## What you are asked to do:
Set down exactly the lines from the one containing "Transcribe the text in this document." through the last line of the records below, both included, and nothing else.

## Working data:
= = = = =

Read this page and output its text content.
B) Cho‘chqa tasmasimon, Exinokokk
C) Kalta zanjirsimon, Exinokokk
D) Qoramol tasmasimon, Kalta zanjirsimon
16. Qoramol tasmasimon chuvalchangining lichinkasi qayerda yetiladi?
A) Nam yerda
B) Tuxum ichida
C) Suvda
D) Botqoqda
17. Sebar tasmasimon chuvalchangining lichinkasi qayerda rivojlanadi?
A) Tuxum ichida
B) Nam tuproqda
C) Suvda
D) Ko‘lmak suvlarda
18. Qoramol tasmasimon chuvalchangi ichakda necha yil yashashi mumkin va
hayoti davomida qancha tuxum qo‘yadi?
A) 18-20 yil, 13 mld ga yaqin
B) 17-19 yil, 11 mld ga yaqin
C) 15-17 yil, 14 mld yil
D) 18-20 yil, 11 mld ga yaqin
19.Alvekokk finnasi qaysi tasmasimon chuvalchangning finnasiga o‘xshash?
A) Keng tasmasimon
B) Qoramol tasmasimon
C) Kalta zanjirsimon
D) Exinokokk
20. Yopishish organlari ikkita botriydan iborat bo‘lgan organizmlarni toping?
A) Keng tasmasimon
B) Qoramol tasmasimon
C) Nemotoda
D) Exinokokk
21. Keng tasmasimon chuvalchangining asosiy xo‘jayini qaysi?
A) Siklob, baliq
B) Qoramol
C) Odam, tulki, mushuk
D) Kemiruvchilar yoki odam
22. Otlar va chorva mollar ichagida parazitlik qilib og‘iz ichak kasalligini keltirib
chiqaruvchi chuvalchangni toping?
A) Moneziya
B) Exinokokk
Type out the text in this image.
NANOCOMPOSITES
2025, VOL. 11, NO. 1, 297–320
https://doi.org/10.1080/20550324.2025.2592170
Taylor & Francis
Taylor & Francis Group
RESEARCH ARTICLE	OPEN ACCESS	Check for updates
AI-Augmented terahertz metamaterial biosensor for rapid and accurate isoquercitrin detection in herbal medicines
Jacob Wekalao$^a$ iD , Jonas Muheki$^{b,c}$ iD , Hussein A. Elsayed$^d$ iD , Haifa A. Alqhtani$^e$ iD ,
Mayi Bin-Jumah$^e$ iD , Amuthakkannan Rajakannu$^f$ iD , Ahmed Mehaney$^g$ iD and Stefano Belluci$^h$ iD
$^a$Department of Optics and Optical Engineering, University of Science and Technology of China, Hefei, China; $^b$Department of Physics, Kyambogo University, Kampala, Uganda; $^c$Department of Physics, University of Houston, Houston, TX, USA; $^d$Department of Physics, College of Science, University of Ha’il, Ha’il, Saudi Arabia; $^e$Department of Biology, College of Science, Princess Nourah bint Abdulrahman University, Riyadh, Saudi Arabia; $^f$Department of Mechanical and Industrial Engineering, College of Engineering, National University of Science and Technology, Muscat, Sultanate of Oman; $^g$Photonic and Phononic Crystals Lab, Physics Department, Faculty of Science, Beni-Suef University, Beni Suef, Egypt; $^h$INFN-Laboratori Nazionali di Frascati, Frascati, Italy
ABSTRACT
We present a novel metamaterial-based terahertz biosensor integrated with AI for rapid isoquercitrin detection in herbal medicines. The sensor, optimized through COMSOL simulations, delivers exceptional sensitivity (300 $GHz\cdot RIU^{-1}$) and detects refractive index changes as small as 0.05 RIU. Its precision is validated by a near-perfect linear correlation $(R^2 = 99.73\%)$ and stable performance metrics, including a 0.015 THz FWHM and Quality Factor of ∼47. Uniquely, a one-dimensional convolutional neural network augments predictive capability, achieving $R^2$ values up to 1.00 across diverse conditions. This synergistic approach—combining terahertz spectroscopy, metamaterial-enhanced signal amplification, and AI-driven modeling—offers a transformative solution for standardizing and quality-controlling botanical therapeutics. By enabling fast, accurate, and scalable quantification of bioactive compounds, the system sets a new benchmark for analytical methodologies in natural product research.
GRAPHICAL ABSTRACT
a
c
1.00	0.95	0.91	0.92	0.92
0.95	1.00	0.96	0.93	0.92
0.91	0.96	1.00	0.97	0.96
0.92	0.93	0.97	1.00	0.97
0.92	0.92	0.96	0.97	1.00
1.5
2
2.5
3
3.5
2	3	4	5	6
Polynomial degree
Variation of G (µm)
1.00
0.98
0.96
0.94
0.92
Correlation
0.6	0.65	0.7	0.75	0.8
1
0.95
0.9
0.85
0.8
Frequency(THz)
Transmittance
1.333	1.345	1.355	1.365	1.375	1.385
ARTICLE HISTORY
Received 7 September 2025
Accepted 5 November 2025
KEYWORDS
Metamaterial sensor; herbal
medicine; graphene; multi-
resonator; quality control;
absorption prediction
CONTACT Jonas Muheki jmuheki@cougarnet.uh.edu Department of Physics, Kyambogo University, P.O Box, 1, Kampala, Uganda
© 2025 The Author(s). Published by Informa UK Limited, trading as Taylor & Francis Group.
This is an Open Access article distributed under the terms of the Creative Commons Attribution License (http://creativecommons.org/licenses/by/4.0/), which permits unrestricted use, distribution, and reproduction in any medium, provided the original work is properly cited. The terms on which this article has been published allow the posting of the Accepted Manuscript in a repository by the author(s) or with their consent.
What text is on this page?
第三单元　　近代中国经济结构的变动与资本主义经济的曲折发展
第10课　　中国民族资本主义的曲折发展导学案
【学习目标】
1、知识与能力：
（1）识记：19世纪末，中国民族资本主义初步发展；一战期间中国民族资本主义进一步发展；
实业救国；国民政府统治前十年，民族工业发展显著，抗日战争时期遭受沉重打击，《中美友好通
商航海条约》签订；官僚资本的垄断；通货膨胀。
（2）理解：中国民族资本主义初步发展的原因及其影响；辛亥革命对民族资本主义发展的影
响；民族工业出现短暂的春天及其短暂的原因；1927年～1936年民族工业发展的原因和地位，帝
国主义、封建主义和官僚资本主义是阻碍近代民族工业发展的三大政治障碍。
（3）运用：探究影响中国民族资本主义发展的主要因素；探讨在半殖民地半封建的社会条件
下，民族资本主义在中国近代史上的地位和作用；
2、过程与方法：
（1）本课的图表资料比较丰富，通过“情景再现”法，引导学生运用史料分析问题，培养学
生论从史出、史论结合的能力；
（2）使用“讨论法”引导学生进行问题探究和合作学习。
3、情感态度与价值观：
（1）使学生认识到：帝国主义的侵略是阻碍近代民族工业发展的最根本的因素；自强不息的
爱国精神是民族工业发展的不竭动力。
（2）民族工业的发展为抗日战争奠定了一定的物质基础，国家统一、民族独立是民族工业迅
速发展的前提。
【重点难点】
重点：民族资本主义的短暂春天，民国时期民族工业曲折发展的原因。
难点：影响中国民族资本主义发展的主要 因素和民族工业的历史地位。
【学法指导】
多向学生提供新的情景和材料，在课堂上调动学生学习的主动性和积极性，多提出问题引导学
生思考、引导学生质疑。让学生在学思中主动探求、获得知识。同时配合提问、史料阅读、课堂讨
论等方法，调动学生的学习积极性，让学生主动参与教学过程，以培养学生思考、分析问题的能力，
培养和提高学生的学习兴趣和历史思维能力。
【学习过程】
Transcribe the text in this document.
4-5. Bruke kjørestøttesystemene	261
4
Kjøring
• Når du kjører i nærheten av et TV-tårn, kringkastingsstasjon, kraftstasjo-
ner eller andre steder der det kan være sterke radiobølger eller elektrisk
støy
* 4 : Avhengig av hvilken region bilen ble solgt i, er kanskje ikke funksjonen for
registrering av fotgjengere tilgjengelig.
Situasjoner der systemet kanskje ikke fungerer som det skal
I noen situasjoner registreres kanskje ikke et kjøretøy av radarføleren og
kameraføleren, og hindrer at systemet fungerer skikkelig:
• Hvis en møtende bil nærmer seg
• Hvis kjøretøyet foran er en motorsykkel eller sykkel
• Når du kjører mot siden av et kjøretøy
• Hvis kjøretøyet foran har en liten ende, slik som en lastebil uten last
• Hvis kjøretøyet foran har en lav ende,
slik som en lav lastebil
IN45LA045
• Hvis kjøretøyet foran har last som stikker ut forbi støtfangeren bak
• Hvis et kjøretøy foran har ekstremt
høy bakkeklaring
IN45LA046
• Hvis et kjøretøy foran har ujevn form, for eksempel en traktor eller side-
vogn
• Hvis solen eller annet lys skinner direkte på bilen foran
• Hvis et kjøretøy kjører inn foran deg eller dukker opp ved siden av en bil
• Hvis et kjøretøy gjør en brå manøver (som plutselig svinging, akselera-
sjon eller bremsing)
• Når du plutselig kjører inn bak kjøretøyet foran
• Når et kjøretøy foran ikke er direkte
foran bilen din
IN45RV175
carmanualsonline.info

= = = = =

## Result below:
Transcribe the text in this document.
4-5. Bruke kjørestøttesystemene	261
4
Kjøring
• Når du kjører i nærheten av et TV-tårn, kringkastingsstasjon, kraftstasjo-
ner eller andre steder der det kan være sterke radiobølger eller elektrisk
støy
* 4 : Avhengig av hvilken region bilen ble solgt i, er kanskje ikke funksjonen for
registrering av fotgjengere tilgjengelig.
Situasjoner der systemet kanskje ikke fungerer som det skal
I noen situasjoner registreres kanskje ikke et kjøretøy av radarføleren og
kameraføleren, og hindrer at systemet fungerer skikkelig:
• Hvis en møtende bil nærmer seg
• Hvis kjøretøyet foran er en motorsykkel eller sykkel
• Når du kjører mot siden av et kjøretøy
• Hvis kjøretøyet foran har en liten ende, slik som en lastebil uten last
• Hvis kjøretøyet foran har en lav ende,
slik som en lav lastebil
IN45LA045
• Hvis kjøretøyet foran har last som stikker ut forbi støtfangeren bak
• Hvis et kjøretøy foran har ekstremt
høy bakkeklaring
IN45LA046
• Hvis et kjøretøy foran har ujevn form, for eksempel en traktor eller side-
vogn
• Hvis solen eller annet lys skinner direkte på bilen foran
• Hvis et kjøretøy kjører inn foran deg eller dukker opp ved siden av en bil
• Hvis et kjøretøy gjør en brå manøver (som plutselig svinging, akselera-
sjon eller bremsing)
• Når du plutselig kjører inn bak kjøretøyet foran
• Når et kjøretøy foran ikke er direkte
foran bilen din
IN45RV175
carmanualsonline.info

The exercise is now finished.